▸ SET TASK: Scan the lines and state how many carry "this". Leave out everything but the number.

▸ EXTRACTED INFORMATION:

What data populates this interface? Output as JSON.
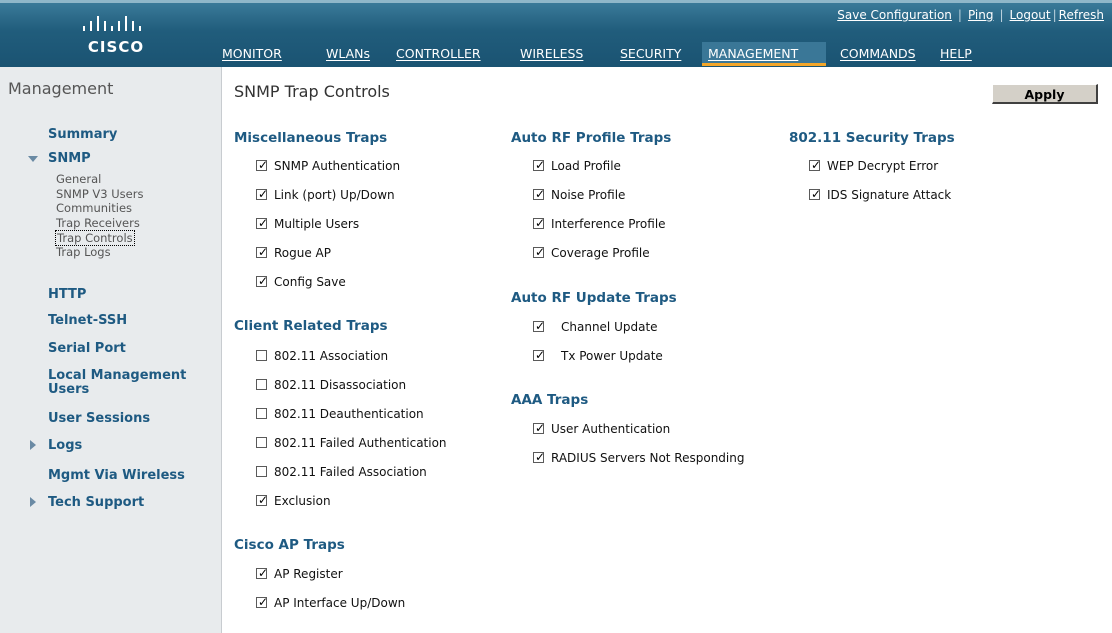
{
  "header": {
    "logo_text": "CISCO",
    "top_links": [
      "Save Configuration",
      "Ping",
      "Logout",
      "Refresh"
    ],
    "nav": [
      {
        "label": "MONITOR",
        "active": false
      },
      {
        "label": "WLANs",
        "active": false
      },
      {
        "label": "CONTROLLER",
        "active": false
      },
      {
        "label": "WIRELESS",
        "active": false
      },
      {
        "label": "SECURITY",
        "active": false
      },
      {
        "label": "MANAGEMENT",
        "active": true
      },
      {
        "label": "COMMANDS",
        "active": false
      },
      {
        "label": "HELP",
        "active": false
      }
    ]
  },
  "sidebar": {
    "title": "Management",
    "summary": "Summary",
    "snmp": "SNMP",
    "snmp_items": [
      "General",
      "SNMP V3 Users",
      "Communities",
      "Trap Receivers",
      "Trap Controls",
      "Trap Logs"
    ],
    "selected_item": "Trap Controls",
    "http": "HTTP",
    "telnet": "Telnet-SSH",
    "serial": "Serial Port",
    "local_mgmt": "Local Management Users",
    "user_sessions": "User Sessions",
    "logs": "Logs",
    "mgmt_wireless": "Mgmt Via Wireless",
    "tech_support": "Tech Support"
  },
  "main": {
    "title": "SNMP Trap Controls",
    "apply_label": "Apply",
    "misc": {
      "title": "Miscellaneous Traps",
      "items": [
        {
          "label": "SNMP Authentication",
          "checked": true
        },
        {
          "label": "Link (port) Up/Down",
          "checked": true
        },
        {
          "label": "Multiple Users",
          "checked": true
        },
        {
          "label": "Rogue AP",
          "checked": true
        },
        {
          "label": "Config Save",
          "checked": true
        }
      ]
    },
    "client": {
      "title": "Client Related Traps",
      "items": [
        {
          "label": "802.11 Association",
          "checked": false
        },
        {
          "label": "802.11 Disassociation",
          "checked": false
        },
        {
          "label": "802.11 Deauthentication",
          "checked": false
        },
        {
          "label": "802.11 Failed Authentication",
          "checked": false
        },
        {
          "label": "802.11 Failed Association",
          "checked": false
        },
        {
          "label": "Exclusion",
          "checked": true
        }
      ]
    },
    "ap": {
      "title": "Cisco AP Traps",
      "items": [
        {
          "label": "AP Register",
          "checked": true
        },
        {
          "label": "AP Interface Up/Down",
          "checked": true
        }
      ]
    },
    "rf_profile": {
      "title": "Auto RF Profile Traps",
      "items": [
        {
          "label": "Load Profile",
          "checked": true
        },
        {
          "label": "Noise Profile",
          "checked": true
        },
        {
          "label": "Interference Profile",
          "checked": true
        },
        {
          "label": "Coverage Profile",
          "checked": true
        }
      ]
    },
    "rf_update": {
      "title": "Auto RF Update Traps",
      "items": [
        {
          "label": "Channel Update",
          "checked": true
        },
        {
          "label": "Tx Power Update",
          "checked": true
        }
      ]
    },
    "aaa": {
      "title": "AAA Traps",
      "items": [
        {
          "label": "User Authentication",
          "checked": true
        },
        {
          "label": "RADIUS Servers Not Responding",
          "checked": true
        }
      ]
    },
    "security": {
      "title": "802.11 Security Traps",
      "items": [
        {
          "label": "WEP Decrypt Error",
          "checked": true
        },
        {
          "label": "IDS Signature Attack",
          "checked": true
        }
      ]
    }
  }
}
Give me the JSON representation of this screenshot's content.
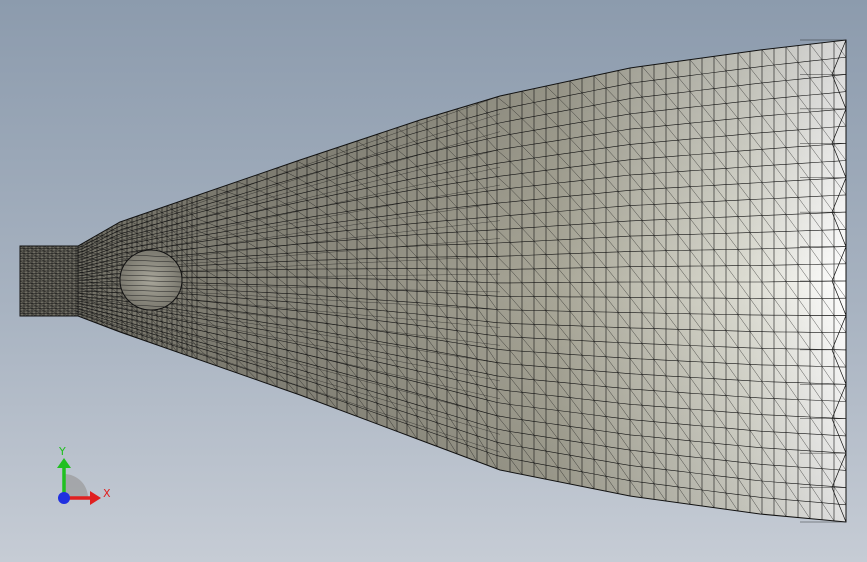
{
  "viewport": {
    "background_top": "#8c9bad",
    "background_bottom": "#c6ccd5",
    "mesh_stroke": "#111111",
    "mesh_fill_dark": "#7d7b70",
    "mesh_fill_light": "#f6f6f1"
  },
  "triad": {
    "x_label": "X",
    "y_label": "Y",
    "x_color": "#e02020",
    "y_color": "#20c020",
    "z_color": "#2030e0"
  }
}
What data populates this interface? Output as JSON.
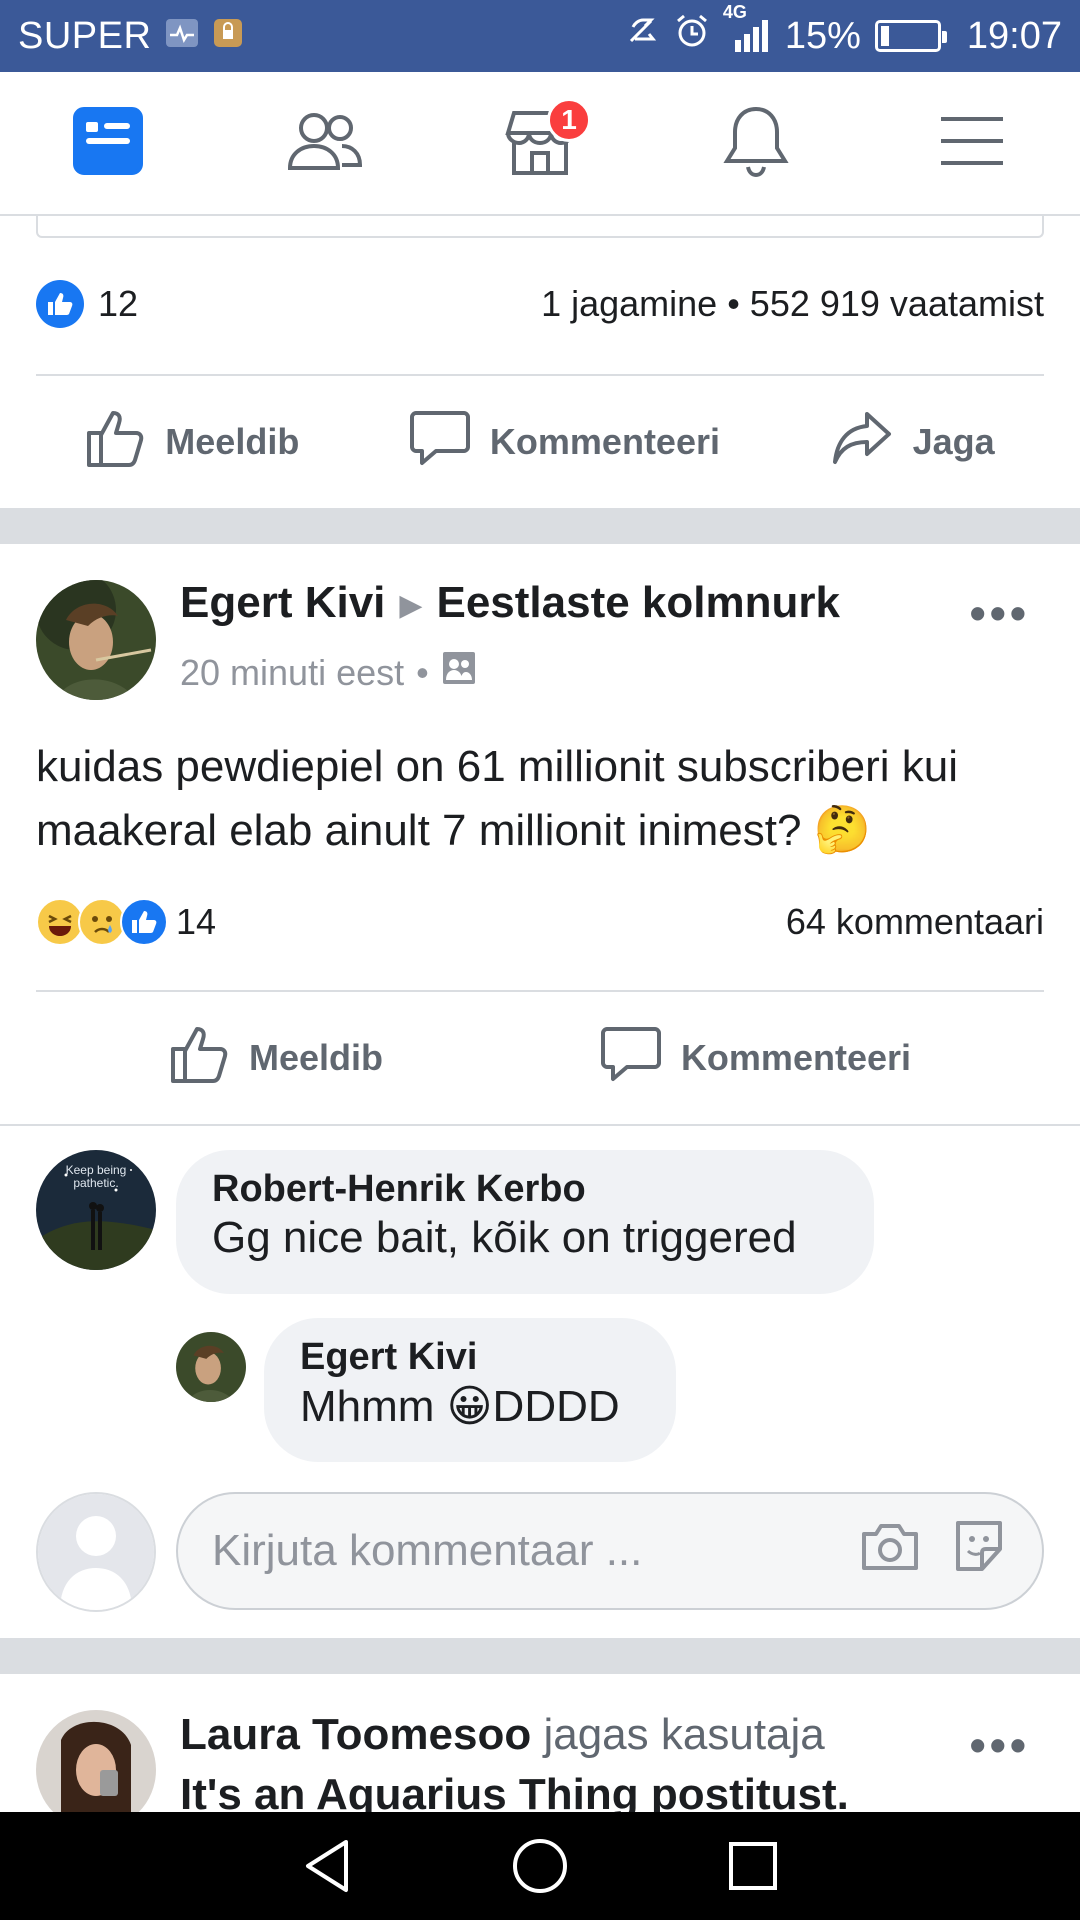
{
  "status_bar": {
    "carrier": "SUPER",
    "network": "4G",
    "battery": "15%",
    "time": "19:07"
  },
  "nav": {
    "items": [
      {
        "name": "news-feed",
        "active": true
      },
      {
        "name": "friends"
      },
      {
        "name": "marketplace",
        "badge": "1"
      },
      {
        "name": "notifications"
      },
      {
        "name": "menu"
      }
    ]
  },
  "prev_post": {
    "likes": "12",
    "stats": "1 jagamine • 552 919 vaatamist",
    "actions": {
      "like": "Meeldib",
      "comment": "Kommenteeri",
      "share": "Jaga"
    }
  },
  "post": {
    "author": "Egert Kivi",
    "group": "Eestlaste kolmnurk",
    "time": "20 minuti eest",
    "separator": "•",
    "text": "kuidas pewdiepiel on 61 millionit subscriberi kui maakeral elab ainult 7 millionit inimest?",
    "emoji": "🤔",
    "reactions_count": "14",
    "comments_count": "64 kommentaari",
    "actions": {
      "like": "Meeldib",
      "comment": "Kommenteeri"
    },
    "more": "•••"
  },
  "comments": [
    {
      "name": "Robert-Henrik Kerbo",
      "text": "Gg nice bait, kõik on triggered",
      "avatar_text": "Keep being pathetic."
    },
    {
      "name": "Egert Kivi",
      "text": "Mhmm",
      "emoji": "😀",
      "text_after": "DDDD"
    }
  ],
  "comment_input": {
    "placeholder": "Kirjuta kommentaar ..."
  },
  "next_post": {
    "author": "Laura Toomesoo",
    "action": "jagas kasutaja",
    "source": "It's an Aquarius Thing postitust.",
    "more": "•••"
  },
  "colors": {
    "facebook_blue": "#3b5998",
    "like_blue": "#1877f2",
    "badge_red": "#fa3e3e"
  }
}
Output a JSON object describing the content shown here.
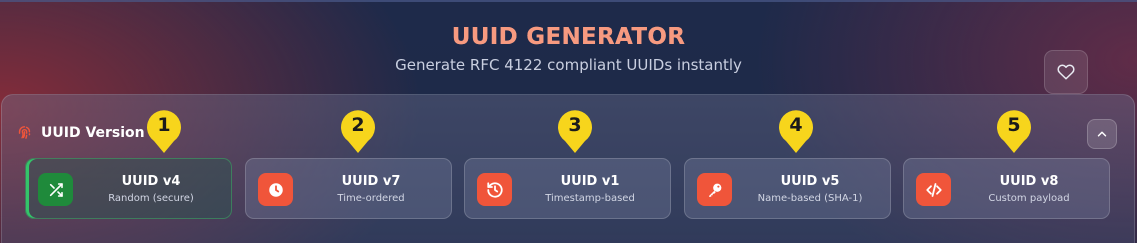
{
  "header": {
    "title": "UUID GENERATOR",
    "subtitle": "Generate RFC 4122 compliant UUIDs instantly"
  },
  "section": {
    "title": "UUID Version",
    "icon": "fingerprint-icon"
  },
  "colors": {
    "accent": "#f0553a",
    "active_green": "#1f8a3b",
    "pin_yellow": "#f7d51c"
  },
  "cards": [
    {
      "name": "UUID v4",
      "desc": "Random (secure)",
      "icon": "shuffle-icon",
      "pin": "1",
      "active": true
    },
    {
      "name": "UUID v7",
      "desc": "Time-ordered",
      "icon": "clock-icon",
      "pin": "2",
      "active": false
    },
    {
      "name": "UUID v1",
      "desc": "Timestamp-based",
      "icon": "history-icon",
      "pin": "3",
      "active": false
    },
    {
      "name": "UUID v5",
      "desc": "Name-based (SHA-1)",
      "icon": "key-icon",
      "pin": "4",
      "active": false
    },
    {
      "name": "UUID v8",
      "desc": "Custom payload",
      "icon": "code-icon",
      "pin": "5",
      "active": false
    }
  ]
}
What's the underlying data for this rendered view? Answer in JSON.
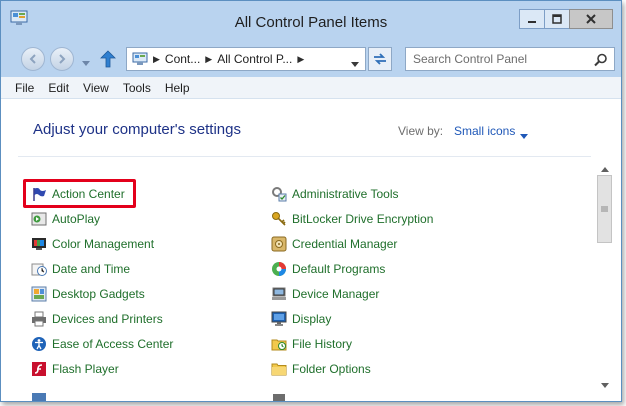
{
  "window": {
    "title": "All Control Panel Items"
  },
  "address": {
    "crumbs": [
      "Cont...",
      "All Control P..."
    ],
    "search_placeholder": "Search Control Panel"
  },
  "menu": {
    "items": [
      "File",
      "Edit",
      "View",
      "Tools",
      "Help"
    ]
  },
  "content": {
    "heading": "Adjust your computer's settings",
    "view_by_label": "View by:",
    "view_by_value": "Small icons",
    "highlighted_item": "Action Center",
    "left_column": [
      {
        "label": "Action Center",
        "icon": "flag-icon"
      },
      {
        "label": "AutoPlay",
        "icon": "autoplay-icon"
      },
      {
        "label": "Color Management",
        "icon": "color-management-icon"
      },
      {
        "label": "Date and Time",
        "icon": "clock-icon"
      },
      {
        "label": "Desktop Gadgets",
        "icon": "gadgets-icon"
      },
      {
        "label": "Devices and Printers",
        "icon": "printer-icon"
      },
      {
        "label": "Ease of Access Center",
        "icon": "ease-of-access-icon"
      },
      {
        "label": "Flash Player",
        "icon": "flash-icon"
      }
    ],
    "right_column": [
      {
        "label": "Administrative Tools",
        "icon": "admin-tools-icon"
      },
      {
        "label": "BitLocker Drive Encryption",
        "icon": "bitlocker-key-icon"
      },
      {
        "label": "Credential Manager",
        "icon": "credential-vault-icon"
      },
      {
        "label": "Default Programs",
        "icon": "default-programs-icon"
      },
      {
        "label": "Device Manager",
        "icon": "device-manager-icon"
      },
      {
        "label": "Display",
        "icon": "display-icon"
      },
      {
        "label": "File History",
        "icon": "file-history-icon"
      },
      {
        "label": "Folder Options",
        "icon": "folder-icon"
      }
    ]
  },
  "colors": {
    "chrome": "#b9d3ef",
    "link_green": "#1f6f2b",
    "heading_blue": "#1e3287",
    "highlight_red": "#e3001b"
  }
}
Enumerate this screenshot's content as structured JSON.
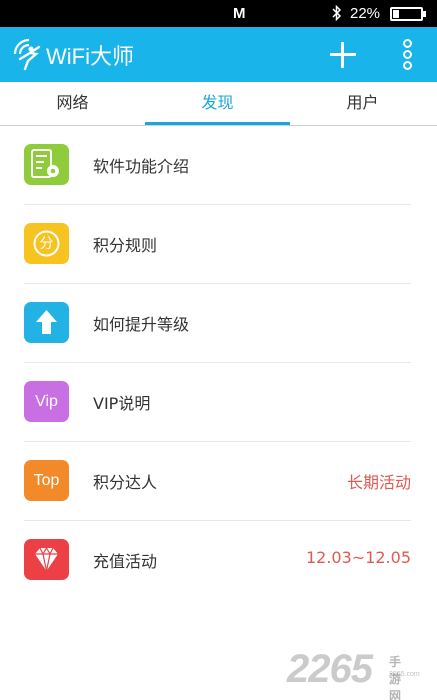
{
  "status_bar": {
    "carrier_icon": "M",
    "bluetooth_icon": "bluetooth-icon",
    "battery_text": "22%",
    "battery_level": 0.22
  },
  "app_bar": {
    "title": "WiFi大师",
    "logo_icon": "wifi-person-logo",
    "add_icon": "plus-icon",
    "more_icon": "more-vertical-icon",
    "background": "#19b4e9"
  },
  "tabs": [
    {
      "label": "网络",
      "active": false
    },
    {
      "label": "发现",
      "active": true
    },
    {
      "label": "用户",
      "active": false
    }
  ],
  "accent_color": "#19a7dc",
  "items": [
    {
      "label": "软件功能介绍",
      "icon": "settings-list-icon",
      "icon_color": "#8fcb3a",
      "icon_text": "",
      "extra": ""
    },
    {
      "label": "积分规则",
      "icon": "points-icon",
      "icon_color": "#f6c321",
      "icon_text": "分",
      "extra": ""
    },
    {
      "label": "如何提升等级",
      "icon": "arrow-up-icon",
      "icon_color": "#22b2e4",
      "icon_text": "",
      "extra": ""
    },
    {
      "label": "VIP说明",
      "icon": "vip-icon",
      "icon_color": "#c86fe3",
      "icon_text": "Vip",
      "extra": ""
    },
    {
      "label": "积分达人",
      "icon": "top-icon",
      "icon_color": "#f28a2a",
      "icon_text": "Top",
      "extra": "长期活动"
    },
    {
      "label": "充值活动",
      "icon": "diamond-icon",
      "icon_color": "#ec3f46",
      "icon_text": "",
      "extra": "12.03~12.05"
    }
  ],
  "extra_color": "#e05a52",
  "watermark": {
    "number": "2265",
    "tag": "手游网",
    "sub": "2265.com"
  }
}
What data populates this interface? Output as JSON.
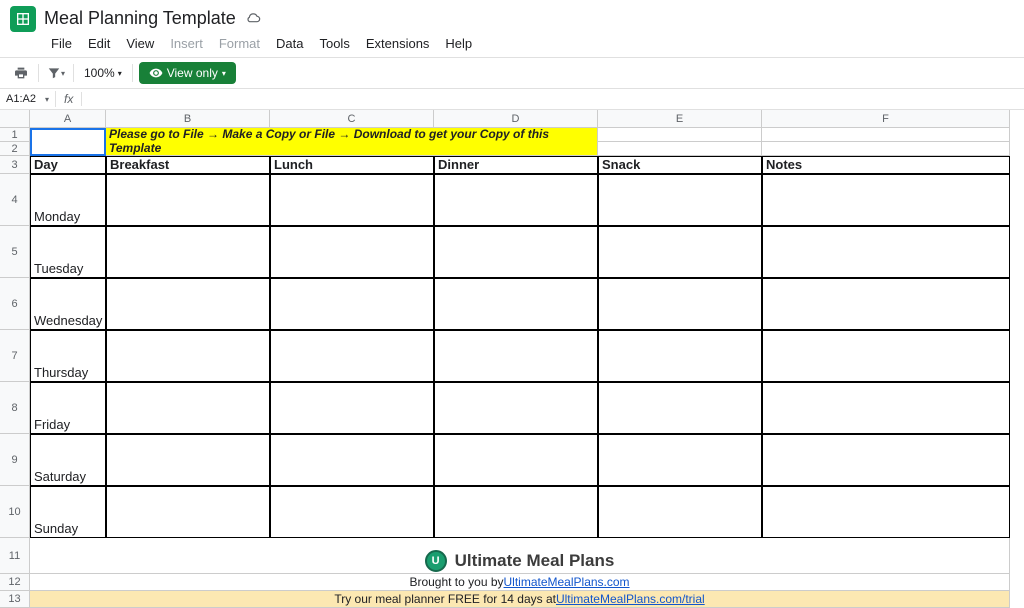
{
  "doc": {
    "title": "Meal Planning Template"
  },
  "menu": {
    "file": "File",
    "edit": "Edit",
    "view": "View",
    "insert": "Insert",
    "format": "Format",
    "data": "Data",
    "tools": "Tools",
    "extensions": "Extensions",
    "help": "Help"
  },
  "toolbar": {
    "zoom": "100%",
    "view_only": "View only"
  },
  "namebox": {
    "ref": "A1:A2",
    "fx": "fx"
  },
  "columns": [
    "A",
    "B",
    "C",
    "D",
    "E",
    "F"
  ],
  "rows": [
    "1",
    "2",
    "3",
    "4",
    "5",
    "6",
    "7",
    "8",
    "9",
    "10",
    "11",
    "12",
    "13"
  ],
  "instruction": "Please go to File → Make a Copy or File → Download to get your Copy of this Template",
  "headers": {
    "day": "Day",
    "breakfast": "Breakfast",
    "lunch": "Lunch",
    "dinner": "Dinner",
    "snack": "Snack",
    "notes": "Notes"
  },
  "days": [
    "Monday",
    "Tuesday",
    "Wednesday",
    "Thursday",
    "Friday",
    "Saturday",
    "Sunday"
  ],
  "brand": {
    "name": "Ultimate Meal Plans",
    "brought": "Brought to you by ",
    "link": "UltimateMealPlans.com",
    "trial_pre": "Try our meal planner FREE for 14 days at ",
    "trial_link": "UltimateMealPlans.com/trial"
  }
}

▸ EXERCISE ANSWER: 7